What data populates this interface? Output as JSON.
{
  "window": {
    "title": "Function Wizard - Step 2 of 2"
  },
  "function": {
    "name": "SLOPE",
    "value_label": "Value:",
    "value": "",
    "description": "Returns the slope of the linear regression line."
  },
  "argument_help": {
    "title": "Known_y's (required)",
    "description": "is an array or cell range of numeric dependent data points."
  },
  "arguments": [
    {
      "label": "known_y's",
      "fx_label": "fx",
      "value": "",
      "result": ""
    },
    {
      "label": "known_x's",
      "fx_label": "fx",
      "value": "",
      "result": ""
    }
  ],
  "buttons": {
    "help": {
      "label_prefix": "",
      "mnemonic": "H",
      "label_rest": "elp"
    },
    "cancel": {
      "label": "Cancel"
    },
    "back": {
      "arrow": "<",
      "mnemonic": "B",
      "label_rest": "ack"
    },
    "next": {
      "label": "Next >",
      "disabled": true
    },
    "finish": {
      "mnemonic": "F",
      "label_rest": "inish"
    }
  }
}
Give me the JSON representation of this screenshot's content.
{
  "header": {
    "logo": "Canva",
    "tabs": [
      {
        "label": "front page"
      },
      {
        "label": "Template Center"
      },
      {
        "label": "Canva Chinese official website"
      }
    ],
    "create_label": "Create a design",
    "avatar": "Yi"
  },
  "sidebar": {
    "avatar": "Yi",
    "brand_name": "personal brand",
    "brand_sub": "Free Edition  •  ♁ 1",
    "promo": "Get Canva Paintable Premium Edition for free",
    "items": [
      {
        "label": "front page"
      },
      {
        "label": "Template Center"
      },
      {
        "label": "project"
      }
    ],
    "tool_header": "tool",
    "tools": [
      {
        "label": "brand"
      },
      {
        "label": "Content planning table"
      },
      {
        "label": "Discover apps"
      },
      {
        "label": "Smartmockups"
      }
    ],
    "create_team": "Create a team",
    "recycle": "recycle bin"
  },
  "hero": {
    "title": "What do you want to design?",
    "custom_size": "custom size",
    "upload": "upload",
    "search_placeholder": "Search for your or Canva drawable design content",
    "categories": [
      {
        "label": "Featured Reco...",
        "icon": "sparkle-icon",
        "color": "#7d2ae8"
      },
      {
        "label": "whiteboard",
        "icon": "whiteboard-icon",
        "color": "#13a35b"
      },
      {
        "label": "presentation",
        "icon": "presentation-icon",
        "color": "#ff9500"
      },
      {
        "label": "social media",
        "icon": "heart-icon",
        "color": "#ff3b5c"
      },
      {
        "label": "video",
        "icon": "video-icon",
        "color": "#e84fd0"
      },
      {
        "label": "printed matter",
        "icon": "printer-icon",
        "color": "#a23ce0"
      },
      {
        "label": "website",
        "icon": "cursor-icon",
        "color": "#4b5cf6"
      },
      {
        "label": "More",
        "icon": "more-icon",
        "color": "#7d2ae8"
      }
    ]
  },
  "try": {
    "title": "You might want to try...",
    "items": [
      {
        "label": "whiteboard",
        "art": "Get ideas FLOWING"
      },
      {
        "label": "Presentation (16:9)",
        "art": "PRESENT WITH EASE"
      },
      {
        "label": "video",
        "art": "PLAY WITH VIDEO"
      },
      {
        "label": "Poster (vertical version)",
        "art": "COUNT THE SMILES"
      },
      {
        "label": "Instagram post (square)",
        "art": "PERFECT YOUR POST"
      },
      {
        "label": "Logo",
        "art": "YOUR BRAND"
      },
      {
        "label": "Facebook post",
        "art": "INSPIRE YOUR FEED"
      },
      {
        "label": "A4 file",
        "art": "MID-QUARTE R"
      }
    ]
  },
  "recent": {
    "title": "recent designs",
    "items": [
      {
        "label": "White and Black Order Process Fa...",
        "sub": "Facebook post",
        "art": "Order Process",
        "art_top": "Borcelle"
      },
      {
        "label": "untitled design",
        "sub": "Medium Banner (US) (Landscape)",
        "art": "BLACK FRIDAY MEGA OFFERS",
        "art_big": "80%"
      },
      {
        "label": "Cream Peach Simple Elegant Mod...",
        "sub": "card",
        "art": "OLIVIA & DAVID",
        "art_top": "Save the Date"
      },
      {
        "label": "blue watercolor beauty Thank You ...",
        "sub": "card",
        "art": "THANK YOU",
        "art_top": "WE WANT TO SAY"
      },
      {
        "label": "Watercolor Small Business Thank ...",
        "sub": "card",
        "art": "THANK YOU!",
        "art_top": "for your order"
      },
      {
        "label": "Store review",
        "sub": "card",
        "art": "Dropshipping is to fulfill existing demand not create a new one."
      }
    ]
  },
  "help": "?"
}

-- -- --

== GOAL ==
Within the data above, pick out all lines holding the word "this".

== OUTPUT OF THE EXERCISE ==
What data populates this interface? Output as JSON.
Give me the JSON representation of this screenshot's content.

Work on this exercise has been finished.